EXERCISE REQUIREMENTS: Filter the data for lines with the word "source", then copy every line so identified.

DATA PROVIDED:
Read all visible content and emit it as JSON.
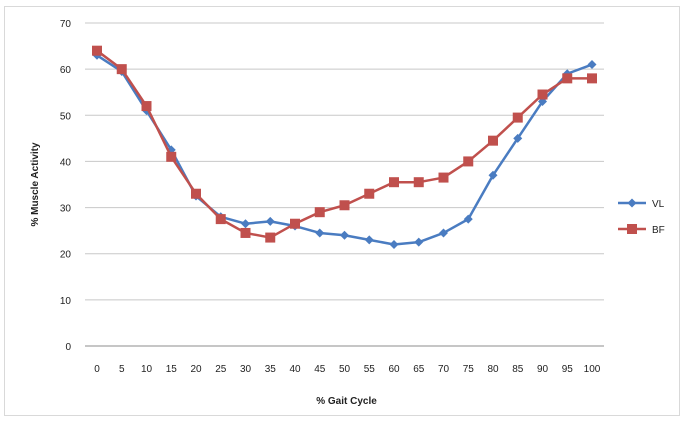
{
  "chart_data": {
    "type": "line",
    "title": "",
    "xlabel": "% Gait Cycle",
    "ylabel": "% Muscle Activity",
    "x": [
      0,
      5,
      10,
      15,
      20,
      25,
      30,
      35,
      40,
      45,
      50,
      55,
      60,
      65,
      70,
      75,
      80,
      85,
      90,
      95,
      100
    ],
    "ylim": [
      0,
      70
    ],
    "yticks": [
      0,
      10,
      20,
      30,
      40,
      50,
      60,
      70
    ],
    "grid": true,
    "legend": "right",
    "series": [
      {
        "name": "VL",
        "color": "#4a7cc1",
        "marker": "diamond",
        "values": [
          63,
          59.5,
          51,
          42.5,
          32.5,
          28,
          26.5,
          27,
          26,
          24.5,
          24,
          23,
          22,
          22.5,
          24.5,
          27.5,
          37,
          45,
          53,
          59,
          61
        ]
      },
      {
        "name": "BF",
        "color": "#c0504d",
        "marker": "square",
        "values": [
          64,
          60,
          52,
          41,
          33,
          27.5,
          24.5,
          23.5,
          26.5,
          29,
          30.5,
          33,
          35.5,
          35.5,
          36.5,
          40,
          44.5,
          49.5,
          54.5,
          58,
          58
        ]
      }
    ]
  }
}
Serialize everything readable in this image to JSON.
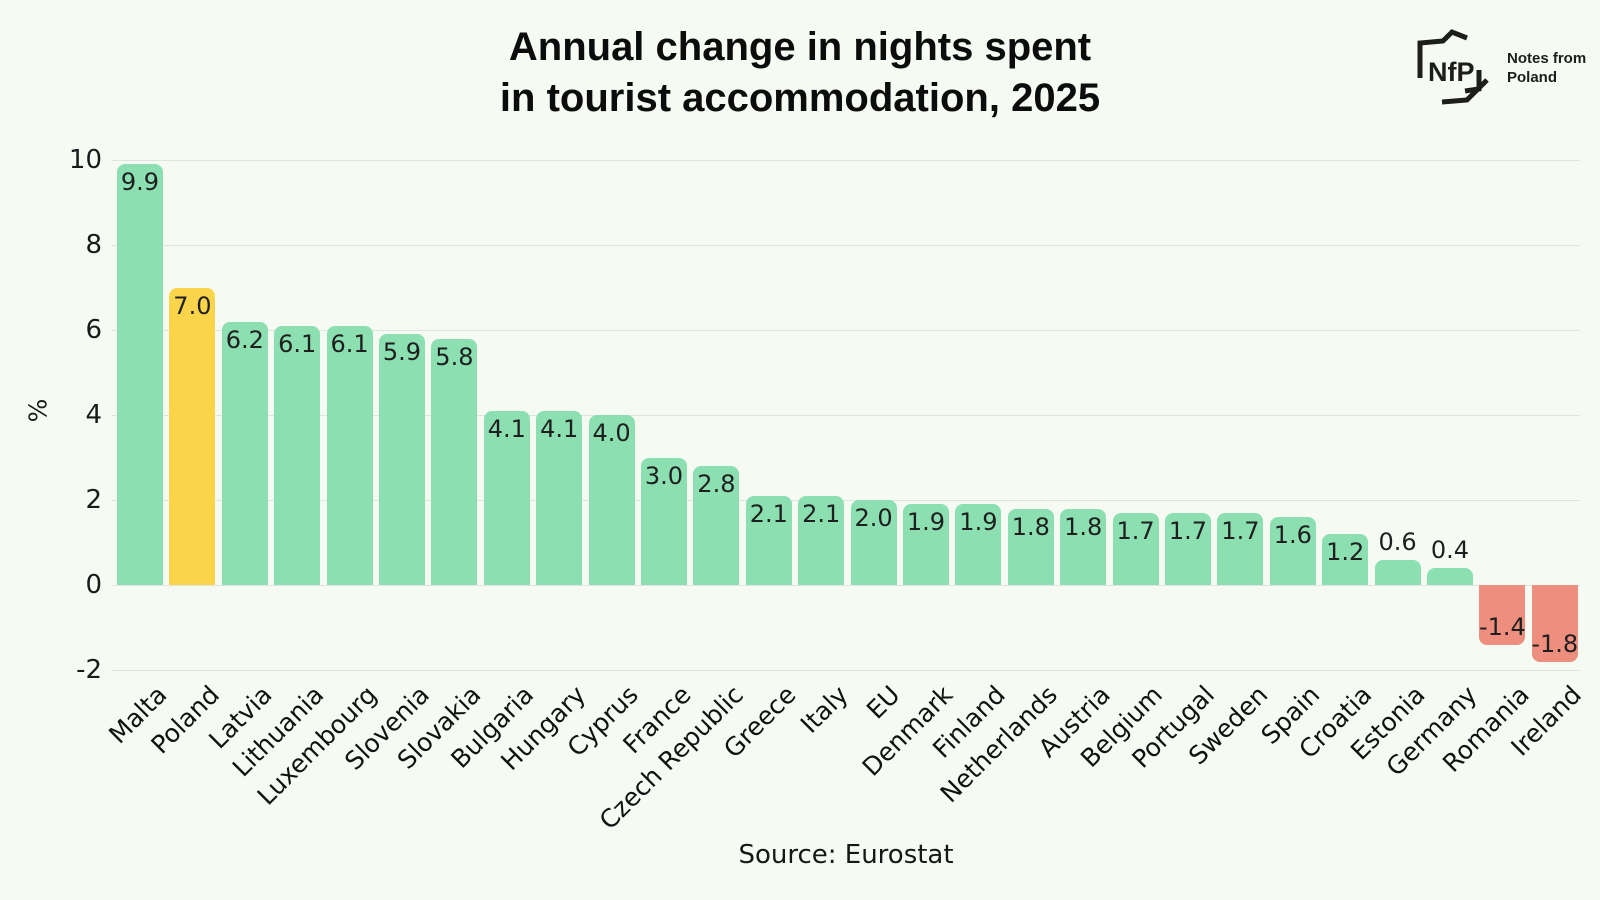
{
  "page": {
    "background": "#f5fbf3"
  },
  "header": {
    "title_lines": [
      "Annual change in nights spent",
      "in tourist accommodation, 2025"
    ],
    "logo": {
      "abbr": "NfP",
      "name_lines": [
        "Notes from",
        "Poland"
      ],
      "color": "#1d1d1b"
    }
  },
  "chart_data": {
    "type": "bar",
    "title": "Annual change in nights spent in tourist accommodation, 2025",
    "xlabel": "",
    "ylabel": "%",
    "ylim": [
      -2.4,
      10.1
    ],
    "y_ticks": [
      10,
      8,
      6,
      4,
      2,
      0,
      -2
    ],
    "grid": true,
    "legend": "none",
    "categories": [
      "Malta",
      "Poland",
      "Latvia",
      "Lithuania",
      "Luxembourg",
      "Slovenia",
      "Slovakia",
      "Bulgaria",
      "Hungary",
      "Cyprus",
      "France",
      "Czech Republic",
      "Greece",
      "Italy",
      "EU",
      "Denmark",
      "Finland",
      "Netherlands",
      "Austria",
      "Belgium",
      "Portugal",
      "Sweden",
      "Spain",
      "Croatia",
      "Estonia",
      "Germany",
      "Romania",
      "Ireland"
    ],
    "values": [
      9.9,
      7.0,
      6.2,
      6.1,
      6.1,
      5.9,
      5.8,
      4.1,
      4.1,
      4.0,
      3.0,
      2.8,
      2.1,
      2.1,
      2.0,
      1.9,
      1.9,
      1.8,
      1.8,
      1.7,
      1.7,
      1.7,
      1.6,
      1.2,
      0.6,
      0.4,
      -1.4,
      -1.8
    ],
    "highlight_category": "Poland",
    "colors": {
      "positive": "#8bdfb1",
      "highlight": "#fad44b",
      "negative": "#ed8e7e",
      "gridline": "#dfe4df",
      "text": "#151515"
    },
    "source": "Source: Eurostat"
  }
}
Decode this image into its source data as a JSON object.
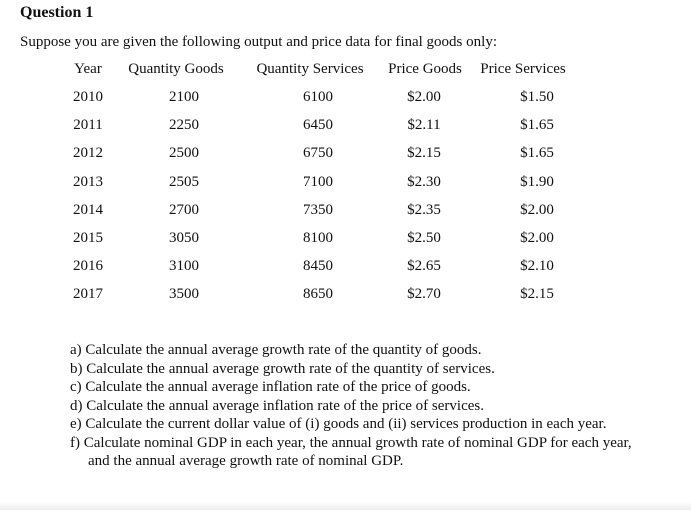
{
  "title": "Question 1",
  "intro": "Suppose you are given the following output and price data for final goods only:",
  "table": {
    "headers": [
      "Year",
      "Quantity Goods",
      "Quantity Services",
      "Price Goods",
      "Price Services"
    ],
    "rows": [
      [
        "2010",
        "2100",
        "6100",
        "$2.00",
        "$1.50"
      ],
      [
        "2011",
        "2250",
        "6450",
        "$2.11",
        "$1.65"
      ],
      [
        "2012",
        "2500",
        "6750",
        "$2.15",
        "$1.65"
      ],
      [
        "2013",
        "2505",
        "7100",
        "$2.30",
        "$1.90"
      ],
      [
        "2014",
        "2700",
        "7350",
        "$2.35",
        "$2.00"
      ],
      [
        "2015",
        "3050",
        "8100",
        "$2.50",
        "$2.00"
      ],
      [
        "2016",
        "3100",
        "8450",
        "$2.65",
        "$2.10"
      ],
      [
        "2017",
        "3500",
        "8650",
        "$2.70",
        "$2.15"
      ]
    ]
  },
  "questions": [
    "a) Calculate the annual average growth rate of the quantity of goods.",
    "b) Calculate the annual average growth rate of the quantity of services.",
    "c) Calculate the annual average inflation rate of the price of goods.",
    "d) Calculate the annual average inflation rate of the price of services.",
    "e) Calculate the current dollar value of (i) goods and (ii) services production in each year.",
    "f) Calculate nominal GDP in each year, the annual growth rate of nominal GDP for each year, and the annual average growth rate of nominal GDP."
  ]
}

RESULT FOR THIS EXERCISE:
    "source": "Source: Eurostat"
Decode this image into its source data as a JSON object.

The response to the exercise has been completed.